(Labeled box records)
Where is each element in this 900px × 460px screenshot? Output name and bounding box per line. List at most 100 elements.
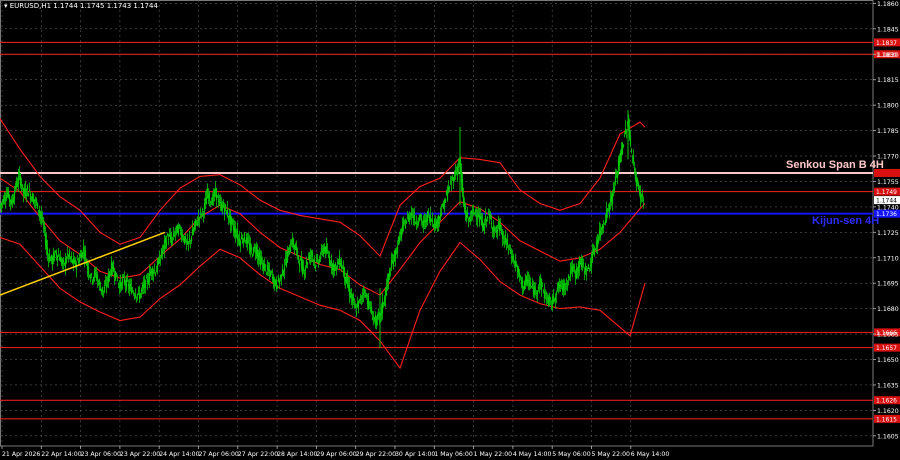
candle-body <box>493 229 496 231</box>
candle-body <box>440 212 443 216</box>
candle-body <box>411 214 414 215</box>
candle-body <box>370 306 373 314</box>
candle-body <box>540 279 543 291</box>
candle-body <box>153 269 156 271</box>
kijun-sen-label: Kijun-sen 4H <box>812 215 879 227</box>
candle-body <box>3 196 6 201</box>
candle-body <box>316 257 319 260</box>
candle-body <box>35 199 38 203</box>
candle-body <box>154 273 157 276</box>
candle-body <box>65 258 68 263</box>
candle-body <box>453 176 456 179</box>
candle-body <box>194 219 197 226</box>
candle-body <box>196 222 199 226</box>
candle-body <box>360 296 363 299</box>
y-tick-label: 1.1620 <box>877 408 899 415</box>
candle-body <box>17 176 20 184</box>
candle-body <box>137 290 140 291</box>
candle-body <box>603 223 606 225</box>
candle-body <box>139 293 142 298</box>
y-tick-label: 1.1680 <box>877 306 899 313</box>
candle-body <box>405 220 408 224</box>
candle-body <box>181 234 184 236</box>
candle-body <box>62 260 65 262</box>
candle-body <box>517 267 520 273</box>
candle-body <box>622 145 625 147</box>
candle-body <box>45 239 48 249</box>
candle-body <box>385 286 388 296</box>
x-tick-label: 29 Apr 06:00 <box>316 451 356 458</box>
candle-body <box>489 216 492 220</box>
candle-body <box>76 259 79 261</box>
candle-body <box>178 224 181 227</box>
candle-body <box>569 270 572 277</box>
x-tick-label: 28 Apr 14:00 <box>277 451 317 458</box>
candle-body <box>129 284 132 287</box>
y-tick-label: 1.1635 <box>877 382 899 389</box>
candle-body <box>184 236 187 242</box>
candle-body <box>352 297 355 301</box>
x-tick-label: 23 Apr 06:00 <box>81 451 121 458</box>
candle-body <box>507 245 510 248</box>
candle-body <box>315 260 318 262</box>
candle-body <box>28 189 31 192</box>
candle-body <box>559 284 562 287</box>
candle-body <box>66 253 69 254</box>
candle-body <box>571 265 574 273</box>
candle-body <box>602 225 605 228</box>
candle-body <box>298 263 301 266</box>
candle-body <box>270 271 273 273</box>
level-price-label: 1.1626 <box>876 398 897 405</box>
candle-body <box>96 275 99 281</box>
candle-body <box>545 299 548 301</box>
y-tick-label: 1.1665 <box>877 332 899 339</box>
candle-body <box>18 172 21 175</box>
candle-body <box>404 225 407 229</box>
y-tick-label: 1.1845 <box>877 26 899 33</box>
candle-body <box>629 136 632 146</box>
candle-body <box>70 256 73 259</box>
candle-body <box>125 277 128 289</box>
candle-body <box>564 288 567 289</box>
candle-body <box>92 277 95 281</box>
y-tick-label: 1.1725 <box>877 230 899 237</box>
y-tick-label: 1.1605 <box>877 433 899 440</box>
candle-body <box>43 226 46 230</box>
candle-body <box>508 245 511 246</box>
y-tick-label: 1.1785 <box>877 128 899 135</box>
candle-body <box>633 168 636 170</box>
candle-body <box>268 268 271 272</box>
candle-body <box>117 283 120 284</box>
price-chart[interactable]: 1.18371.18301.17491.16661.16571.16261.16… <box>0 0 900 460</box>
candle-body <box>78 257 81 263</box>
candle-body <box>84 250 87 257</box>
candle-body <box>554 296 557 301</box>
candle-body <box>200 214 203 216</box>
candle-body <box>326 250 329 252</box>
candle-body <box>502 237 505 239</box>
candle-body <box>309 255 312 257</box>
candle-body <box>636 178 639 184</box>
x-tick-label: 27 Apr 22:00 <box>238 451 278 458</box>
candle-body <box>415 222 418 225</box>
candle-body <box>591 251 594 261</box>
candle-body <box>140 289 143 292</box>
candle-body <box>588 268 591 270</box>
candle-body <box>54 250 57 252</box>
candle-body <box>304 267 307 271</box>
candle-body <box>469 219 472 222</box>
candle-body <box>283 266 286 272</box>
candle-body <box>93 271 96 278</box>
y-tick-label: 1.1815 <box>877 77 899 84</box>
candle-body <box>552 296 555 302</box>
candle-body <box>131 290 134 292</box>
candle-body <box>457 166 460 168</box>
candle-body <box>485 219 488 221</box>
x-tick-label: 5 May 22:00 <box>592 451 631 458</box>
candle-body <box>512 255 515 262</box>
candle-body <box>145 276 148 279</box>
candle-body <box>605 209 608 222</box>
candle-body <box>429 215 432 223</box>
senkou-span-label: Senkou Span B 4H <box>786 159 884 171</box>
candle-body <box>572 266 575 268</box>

---

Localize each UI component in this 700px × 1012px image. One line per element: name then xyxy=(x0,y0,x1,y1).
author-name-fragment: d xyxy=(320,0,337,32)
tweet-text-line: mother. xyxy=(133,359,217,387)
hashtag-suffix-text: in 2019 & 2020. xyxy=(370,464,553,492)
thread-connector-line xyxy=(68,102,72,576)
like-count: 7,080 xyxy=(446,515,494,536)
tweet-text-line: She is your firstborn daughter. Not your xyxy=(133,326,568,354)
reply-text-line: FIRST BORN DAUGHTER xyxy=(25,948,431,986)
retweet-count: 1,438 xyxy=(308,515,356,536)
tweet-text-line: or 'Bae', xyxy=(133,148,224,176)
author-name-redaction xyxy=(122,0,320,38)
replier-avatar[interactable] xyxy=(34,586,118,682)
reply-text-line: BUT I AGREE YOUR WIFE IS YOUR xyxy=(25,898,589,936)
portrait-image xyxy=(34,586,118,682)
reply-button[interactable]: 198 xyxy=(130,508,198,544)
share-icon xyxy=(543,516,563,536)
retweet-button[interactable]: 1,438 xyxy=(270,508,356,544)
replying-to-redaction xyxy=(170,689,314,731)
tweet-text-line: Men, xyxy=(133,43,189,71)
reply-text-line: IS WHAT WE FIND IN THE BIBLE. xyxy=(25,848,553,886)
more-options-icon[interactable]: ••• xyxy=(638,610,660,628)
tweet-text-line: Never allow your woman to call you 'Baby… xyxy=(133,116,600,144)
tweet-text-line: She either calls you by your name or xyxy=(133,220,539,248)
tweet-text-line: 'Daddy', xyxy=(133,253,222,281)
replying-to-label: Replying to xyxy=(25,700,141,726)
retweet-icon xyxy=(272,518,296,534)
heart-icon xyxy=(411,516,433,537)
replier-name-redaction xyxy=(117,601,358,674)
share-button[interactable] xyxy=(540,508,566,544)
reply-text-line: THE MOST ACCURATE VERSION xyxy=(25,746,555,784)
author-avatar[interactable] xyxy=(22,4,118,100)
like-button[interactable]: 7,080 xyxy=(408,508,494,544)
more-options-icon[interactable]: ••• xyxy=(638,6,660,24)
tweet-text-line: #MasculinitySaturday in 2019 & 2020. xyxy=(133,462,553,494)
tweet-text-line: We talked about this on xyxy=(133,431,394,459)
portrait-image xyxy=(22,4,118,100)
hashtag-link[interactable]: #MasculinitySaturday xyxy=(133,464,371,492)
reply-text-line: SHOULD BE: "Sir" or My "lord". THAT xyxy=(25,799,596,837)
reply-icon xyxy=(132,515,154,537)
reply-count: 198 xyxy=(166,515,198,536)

---

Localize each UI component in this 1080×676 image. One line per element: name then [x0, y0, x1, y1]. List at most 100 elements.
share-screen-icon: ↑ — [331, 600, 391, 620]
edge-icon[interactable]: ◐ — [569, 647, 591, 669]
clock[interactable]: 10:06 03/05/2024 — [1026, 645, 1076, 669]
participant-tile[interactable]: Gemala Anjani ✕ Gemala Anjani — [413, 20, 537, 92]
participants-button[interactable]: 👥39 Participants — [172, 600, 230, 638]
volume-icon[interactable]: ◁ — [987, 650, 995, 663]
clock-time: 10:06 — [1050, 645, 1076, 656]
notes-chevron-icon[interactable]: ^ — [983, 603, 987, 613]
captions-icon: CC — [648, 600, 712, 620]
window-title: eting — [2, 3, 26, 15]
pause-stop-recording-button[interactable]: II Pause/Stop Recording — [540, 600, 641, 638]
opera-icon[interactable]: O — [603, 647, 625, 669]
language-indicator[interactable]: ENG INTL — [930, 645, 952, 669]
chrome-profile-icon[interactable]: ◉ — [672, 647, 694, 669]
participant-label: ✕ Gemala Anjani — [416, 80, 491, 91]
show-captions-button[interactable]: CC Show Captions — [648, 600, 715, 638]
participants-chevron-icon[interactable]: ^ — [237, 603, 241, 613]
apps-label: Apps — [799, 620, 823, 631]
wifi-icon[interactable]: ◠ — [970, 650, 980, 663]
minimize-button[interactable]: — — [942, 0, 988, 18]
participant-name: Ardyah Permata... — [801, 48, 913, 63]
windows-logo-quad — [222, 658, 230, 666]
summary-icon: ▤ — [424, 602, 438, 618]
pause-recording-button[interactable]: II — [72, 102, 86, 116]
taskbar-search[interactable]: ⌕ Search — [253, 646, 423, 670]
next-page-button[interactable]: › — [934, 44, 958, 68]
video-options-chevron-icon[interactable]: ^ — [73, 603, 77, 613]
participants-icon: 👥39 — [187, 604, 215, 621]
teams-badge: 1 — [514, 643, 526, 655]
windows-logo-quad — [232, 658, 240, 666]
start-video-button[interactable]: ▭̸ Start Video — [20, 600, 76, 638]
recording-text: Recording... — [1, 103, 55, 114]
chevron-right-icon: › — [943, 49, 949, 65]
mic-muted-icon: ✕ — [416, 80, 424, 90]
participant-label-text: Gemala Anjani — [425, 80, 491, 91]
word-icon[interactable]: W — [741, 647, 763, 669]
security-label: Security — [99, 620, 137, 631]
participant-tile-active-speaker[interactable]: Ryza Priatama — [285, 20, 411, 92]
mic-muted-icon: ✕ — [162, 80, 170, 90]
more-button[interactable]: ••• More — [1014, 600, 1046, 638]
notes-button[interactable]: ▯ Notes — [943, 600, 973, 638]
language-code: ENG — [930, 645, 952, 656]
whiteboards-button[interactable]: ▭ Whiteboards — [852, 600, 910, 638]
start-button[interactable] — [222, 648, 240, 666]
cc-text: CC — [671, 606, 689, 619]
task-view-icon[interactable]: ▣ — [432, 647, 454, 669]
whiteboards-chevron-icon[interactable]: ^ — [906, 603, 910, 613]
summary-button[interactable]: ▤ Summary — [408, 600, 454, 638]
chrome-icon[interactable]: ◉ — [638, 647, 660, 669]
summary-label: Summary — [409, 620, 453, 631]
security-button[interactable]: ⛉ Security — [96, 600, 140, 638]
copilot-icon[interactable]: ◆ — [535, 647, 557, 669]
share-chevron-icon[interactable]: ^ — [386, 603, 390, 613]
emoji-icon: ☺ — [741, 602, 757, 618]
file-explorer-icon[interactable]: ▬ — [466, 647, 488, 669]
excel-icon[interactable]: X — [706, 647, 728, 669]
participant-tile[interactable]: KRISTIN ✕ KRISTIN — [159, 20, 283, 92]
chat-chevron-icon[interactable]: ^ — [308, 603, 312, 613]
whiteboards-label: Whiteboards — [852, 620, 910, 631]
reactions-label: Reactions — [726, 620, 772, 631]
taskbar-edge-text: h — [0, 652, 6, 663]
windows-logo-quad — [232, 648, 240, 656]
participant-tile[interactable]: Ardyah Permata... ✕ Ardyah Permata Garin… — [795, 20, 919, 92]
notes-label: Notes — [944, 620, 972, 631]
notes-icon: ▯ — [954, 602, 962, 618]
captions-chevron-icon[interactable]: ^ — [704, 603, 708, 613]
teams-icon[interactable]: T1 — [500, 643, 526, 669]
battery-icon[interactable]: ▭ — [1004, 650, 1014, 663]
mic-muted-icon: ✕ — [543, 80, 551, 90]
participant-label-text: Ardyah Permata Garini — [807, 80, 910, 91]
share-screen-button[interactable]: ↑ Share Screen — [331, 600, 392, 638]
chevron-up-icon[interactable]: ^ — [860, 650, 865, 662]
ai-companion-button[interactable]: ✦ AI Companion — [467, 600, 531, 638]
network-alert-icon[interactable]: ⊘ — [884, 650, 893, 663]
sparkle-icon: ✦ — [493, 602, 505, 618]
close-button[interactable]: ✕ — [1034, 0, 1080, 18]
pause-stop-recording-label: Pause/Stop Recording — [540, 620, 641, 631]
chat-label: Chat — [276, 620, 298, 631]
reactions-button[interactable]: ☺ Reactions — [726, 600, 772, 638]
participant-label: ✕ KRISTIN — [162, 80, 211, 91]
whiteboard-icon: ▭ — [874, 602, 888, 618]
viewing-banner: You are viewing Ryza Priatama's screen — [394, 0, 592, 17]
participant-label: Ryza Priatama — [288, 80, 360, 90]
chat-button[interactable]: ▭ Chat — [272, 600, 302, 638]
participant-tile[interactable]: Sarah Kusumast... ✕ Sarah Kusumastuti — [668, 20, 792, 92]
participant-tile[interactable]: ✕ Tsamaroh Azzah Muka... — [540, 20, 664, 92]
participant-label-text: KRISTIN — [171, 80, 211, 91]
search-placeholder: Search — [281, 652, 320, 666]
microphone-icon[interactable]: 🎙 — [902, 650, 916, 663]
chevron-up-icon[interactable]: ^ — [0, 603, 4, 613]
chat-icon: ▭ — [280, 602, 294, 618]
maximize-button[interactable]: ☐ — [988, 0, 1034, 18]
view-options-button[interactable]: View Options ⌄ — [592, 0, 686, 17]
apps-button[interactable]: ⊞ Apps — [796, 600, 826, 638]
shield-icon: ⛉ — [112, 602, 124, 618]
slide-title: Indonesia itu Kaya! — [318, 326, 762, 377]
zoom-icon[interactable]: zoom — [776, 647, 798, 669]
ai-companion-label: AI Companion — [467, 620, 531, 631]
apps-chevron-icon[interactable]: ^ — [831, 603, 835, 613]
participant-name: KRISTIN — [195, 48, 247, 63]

* [Your task]: Rewrite the data from the line containing "Localize each UI component in this 1080×676" through the line containing "language-indicator[interactable]: ENG INTL", replacing "participant-tile" with "video-tile" and keeping everything else the same.

* [Solution for this exercise]:
Localize each UI component in this 1080×676 image. One line per element: name then [x0, y0, x1, y1]. List at most 100 elements.
share-screen-icon: ↑ — [331, 600, 391, 620]
edge-icon[interactable]: ◐ — [569, 647, 591, 669]
clock[interactable]: 10:06 03/05/2024 — [1026, 645, 1076, 669]
video-tile[interactable]: Gemala Anjani ✕ Gemala Anjani — [413, 20, 537, 92]
participants-button[interactable]: 👥39 Participants — [172, 600, 230, 638]
volume-icon[interactable]: ◁ — [987, 650, 995, 663]
clock-time: 10:06 — [1050, 645, 1076, 656]
notes-chevron-icon[interactable]: ^ — [983, 603, 987, 613]
captions-icon: CC — [648, 600, 712, 620]
window-title: eting — [2, 3, 26, 15]
pause-stop-recording-button[interactable]: II Pause/Stop Recording — [540, 600, 641, 638]
opera-icon[interactable]: O — [603, 647, 625, 669]
language-indicator[interactable]: ENG INTL — [930, 645, 952, 669]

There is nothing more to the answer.